§ **Tasks for this exercise**
a) In the SAS forum thread below, what does the reply say about dropping a variable without reading the dataset?
b) Continue the SAS forum thread below from its last sentence.

Re: can we keep/drop a variable without reading the the dataset.

deleted_user · Posted 03-31-2010 10:59 AM

can we drop a variable without reading the the dataset?

just like we can rename it in proc datasets...

my dataset is just too huge ...
i am creating a dataset using array , it can have x_1 - x_2000 columns.
but not every the time all columns are populated.
i have to drop columns which are not populated.
i can maintain a list of the index of column which are populated in a macro variable.

i have too do this keep drop operation in other datasteps.
it also takes too much of time. i want to save that time.

thanks in advance

Regards
Avi Message was edited by: Avi

sbb · Posted 03-31-2010 12:11 PM

Not possible. But with a DATA step and most PROCs, do consider the KEEP= and DROP= dataset options (DATA or SET stmt or DATA= or OUT= with PROCs) for altering your SAS file either on input or output depending on your circumstances and requirements.

§ **Extracted material**
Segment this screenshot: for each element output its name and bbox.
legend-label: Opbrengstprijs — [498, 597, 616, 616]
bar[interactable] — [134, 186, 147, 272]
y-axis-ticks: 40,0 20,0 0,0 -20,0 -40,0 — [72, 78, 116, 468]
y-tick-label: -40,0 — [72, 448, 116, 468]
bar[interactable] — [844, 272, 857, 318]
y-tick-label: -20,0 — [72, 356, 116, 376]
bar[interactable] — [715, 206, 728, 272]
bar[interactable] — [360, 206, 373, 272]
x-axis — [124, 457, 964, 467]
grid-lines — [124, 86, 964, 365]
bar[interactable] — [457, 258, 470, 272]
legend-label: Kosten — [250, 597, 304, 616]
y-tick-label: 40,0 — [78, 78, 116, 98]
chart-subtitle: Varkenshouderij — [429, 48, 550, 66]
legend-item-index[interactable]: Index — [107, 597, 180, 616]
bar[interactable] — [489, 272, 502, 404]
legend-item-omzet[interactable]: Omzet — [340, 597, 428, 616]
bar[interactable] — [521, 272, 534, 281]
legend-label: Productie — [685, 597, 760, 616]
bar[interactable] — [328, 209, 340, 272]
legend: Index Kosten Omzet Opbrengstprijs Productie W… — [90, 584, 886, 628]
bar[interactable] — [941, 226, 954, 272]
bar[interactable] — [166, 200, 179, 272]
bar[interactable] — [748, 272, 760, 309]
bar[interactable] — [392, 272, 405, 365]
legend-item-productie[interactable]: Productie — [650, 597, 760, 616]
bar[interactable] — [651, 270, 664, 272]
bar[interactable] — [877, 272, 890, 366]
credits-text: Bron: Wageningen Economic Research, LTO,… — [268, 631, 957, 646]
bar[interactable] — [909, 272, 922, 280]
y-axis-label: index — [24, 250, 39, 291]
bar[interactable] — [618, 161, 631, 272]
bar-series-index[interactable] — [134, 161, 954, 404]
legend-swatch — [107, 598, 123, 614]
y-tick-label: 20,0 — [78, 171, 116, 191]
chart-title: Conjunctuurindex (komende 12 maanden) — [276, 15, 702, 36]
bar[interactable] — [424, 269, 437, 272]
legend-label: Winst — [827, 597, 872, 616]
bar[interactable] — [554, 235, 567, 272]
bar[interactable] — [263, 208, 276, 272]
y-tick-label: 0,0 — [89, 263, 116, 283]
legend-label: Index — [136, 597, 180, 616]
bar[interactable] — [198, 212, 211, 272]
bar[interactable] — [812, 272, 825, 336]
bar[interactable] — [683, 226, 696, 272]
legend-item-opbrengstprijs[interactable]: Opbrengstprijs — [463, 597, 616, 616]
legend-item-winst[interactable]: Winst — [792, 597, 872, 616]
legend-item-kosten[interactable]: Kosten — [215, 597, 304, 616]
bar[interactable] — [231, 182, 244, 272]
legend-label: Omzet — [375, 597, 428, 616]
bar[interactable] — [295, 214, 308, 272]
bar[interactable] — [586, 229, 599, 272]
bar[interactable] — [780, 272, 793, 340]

--

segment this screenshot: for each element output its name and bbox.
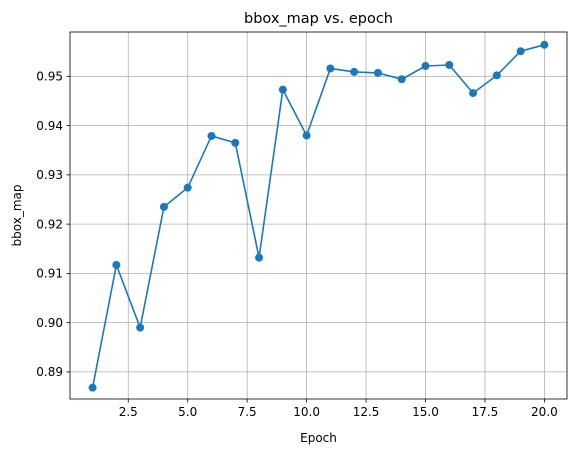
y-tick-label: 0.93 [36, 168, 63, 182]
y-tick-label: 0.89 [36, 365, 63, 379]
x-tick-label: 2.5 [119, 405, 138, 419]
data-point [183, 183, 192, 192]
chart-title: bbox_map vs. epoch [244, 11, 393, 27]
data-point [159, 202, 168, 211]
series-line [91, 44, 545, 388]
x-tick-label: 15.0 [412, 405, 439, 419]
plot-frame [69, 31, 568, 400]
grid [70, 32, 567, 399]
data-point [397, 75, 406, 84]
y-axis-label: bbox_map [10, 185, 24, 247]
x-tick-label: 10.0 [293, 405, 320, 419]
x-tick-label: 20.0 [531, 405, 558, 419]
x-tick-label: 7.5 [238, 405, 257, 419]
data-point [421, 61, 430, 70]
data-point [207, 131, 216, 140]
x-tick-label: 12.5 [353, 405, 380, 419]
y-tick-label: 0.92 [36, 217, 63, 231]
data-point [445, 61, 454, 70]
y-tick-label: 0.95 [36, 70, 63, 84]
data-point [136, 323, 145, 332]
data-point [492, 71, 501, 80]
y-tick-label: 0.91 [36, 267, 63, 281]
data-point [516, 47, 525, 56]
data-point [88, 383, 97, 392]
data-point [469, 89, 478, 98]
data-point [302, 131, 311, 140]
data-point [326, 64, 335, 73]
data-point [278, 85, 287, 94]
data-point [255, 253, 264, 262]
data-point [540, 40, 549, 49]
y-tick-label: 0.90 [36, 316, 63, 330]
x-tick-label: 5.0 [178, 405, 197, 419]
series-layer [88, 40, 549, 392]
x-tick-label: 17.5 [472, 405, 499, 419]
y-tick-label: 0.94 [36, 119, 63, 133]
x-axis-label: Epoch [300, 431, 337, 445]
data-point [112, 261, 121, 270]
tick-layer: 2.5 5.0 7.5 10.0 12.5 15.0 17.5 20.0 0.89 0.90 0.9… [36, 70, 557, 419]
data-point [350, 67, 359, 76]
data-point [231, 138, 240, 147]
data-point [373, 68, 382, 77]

==

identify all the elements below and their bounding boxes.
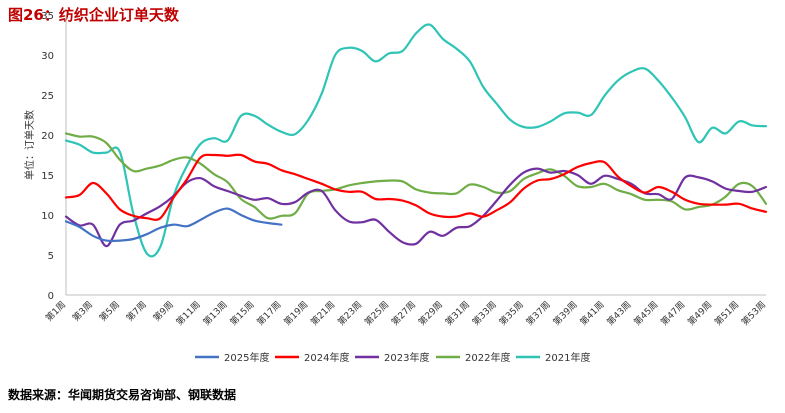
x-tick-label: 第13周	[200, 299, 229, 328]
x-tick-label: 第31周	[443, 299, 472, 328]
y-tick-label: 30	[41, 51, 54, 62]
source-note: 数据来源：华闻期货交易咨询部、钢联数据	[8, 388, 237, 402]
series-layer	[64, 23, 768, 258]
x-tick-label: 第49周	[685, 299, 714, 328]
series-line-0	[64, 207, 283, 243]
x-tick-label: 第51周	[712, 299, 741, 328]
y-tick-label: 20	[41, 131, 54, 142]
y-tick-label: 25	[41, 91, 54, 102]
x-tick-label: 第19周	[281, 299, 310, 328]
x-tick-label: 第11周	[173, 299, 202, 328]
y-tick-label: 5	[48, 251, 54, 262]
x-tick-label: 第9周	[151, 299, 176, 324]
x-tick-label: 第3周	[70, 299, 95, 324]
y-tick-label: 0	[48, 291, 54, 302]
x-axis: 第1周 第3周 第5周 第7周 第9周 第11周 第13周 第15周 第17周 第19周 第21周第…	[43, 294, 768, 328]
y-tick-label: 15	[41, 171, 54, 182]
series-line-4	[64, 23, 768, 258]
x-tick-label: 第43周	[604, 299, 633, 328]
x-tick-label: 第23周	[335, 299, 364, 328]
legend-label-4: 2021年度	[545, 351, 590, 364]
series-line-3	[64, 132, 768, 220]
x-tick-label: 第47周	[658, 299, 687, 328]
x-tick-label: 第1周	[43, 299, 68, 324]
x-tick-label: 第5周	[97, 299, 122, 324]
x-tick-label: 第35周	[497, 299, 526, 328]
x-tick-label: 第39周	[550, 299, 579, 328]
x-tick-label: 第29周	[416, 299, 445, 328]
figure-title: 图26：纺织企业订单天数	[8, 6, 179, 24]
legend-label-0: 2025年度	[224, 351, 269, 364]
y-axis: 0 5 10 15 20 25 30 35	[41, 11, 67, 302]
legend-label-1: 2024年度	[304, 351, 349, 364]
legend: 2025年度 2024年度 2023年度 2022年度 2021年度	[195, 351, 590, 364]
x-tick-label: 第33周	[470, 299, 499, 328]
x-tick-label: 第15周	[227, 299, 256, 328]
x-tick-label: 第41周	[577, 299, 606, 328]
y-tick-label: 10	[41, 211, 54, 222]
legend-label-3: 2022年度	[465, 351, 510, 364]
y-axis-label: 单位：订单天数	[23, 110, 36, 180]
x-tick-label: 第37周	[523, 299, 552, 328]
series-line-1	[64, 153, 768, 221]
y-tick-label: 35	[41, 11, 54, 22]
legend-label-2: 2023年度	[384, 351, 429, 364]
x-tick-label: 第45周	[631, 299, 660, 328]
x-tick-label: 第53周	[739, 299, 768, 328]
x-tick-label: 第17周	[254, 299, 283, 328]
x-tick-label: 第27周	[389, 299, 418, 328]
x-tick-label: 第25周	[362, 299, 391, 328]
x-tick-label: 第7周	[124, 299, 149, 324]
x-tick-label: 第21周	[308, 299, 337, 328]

§ **Exercise results**
a) It is not possible.

b)
COMMENT: Suggest you investigate using SAS VIEWs and possibly the INDEX, depending on your data-volume and processing requirements, as an alternative, where suitable.

Scott Barry
SBBWorks, Inc.

Suggested Google advanced search argument, this topic/post:
how to drop variable site:sas.com

SAS_user · Posted 04-01-2010 08:07 AM

If a data is permanent, you can create a view using keep/drop statement.

If a data is temporary, don't bother using extra step and eliminating empty variables.

darrylovia · Posted 04-01-2010 08:15 AM

You could PROC SQL; ALTER TABLE statement

see the documentation linked here
http://support.sas.com/documentation/cdl/en/proc/61895/HTML/default/a002473671.htm
See below for a code example

proc sql;
create table work.shoes as
select *
from sashelp.shoes;
quit;

proc sql;
alter table work.shoes
drop inventory;
quit;

proc sql;
select *
from work.shoes;
quit;

deleted_user · Posted 04-01-2010 08:58 AM

hi all ,
Thanks of the reply ... Alter table is a good option .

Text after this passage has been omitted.